§ Exercise details: In the records below, count every line containing "tasks". Reply with the number only.

§ Exercise inputs:

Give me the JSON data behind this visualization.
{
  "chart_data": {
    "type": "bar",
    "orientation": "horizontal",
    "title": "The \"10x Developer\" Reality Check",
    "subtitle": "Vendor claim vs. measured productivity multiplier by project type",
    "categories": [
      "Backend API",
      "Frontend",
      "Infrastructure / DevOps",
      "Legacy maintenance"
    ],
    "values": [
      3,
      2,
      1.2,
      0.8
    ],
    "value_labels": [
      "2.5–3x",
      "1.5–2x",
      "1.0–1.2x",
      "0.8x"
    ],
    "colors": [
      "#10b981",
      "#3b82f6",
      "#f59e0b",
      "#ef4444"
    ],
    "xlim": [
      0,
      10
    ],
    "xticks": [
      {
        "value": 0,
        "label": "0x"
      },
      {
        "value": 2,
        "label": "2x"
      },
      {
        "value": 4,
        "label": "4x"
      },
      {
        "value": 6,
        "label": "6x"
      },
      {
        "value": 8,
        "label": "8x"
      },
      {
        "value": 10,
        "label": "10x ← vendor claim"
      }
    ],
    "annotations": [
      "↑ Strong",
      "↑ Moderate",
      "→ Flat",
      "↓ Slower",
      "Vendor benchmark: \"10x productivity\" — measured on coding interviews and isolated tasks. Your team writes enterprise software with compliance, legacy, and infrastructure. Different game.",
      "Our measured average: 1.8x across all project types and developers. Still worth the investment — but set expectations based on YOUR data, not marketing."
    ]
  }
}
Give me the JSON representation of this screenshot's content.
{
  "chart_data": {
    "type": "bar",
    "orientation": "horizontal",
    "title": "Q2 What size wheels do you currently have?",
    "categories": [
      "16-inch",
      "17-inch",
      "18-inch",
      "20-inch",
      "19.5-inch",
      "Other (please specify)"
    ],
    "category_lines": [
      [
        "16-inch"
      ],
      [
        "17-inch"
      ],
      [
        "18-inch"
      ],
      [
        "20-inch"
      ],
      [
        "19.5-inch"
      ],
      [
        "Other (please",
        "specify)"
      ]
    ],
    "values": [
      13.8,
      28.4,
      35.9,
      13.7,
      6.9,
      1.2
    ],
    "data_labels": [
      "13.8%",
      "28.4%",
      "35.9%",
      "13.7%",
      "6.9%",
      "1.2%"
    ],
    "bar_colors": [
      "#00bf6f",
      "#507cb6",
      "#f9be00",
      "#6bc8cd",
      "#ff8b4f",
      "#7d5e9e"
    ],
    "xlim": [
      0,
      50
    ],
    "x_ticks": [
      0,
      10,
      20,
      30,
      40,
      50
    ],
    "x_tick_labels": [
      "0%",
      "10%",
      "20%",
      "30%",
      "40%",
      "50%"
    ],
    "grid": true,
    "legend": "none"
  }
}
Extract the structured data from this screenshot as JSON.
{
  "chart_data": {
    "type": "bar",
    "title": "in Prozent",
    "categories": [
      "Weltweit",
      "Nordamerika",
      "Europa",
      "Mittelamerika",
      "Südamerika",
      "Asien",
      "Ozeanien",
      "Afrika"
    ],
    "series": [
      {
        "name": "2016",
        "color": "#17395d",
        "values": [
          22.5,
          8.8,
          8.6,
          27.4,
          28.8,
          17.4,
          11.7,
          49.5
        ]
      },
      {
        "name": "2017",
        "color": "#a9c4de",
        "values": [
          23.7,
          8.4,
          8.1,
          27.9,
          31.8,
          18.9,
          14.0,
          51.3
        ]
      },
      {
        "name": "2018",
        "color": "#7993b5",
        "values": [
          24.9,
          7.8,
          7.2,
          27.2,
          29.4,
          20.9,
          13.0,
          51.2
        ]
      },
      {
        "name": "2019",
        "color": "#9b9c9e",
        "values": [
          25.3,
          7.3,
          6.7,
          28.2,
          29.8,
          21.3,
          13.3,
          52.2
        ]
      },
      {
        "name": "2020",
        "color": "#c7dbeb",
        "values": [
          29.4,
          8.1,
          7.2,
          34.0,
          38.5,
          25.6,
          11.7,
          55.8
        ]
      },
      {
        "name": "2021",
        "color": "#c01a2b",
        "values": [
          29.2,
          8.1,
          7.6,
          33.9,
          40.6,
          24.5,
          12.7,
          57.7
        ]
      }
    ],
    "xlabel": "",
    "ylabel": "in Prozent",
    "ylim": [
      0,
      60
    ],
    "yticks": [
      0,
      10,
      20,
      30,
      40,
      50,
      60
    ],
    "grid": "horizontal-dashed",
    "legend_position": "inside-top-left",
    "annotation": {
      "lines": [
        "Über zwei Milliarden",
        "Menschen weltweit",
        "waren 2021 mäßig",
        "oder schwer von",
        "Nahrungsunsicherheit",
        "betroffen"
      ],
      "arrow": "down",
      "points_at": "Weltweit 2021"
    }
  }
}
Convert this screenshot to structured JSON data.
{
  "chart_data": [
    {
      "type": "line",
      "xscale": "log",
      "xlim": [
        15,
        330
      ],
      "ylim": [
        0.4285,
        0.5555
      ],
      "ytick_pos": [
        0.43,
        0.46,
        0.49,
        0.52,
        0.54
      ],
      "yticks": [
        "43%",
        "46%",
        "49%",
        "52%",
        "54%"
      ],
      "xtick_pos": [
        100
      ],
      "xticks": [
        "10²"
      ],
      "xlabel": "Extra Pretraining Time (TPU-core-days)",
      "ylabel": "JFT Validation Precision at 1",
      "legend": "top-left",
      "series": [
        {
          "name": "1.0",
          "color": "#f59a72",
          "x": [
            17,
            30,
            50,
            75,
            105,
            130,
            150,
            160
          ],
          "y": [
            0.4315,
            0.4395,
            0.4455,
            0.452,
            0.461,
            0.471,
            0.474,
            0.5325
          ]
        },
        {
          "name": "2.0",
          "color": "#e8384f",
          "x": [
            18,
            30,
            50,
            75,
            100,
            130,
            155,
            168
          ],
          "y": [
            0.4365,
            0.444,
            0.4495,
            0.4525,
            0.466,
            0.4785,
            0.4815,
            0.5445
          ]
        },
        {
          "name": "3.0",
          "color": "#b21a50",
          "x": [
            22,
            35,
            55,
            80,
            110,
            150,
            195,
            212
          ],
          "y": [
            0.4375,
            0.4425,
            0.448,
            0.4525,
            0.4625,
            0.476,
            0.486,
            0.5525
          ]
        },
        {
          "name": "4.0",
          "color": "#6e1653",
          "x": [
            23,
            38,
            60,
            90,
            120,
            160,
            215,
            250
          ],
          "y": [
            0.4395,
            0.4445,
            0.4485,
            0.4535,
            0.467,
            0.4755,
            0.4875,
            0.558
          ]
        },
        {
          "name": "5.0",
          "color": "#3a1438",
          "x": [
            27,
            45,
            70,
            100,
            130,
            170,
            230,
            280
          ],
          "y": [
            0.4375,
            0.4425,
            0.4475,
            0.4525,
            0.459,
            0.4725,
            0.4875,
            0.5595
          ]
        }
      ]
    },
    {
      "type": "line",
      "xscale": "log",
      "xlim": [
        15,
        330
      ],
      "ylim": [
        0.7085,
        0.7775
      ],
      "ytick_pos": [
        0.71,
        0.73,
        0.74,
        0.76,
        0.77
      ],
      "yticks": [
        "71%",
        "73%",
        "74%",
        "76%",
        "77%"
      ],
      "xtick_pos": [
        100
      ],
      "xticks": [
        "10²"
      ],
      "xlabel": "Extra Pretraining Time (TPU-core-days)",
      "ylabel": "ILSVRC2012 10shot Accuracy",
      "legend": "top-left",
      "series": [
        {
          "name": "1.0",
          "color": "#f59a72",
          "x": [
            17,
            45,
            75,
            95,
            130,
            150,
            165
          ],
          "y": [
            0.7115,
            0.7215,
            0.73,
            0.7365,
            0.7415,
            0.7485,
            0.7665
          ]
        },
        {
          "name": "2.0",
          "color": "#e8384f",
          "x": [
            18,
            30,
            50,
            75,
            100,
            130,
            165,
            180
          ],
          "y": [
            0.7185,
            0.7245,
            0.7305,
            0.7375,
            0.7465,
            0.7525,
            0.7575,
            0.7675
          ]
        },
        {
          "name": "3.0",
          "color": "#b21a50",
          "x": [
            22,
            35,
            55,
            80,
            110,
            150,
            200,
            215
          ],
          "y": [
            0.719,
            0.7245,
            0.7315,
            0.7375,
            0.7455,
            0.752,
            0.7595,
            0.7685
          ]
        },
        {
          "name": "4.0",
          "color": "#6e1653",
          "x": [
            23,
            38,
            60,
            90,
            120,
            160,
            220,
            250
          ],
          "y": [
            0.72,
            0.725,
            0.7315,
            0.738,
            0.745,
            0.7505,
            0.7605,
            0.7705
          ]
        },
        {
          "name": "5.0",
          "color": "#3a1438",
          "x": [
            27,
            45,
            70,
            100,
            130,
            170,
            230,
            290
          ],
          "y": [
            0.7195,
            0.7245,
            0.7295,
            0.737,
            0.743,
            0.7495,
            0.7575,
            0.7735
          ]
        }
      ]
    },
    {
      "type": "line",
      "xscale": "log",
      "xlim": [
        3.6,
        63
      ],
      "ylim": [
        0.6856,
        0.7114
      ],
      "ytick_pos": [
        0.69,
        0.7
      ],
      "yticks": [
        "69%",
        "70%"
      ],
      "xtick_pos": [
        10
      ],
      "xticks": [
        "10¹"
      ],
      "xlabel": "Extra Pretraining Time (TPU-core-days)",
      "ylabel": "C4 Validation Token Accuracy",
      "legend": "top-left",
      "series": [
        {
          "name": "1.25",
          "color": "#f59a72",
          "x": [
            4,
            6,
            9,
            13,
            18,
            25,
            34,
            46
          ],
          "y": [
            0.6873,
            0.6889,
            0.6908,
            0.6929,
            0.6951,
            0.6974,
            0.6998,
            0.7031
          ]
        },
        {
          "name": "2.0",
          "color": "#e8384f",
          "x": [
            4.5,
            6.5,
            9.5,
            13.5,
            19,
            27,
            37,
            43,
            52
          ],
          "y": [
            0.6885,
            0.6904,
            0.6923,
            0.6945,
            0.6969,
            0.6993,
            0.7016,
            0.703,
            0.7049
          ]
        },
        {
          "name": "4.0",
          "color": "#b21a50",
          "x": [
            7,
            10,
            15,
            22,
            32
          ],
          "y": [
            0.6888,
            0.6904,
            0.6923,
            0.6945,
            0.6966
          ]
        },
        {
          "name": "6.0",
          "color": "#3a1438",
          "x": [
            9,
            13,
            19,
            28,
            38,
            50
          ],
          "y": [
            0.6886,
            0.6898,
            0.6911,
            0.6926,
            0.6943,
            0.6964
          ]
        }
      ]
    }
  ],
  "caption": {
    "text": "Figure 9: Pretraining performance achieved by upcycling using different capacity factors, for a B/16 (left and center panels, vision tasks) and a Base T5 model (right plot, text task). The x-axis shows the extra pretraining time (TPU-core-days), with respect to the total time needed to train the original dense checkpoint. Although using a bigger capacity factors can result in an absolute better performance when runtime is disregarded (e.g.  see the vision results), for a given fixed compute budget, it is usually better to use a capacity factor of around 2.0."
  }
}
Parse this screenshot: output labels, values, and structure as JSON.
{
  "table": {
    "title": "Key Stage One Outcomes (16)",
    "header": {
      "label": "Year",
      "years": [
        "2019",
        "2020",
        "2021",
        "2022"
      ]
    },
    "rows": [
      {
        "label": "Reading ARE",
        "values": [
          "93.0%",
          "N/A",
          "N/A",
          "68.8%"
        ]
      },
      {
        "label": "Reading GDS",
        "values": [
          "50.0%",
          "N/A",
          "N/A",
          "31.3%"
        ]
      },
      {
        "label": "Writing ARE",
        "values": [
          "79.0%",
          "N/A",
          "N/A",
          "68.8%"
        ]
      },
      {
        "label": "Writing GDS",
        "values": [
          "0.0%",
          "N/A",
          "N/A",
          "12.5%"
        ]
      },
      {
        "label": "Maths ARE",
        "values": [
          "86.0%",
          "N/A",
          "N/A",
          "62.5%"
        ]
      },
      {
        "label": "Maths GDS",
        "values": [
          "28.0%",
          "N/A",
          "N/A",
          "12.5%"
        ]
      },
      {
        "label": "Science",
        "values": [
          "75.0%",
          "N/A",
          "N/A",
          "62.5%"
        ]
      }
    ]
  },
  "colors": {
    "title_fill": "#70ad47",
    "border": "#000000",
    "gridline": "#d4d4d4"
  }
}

§ Full response: 2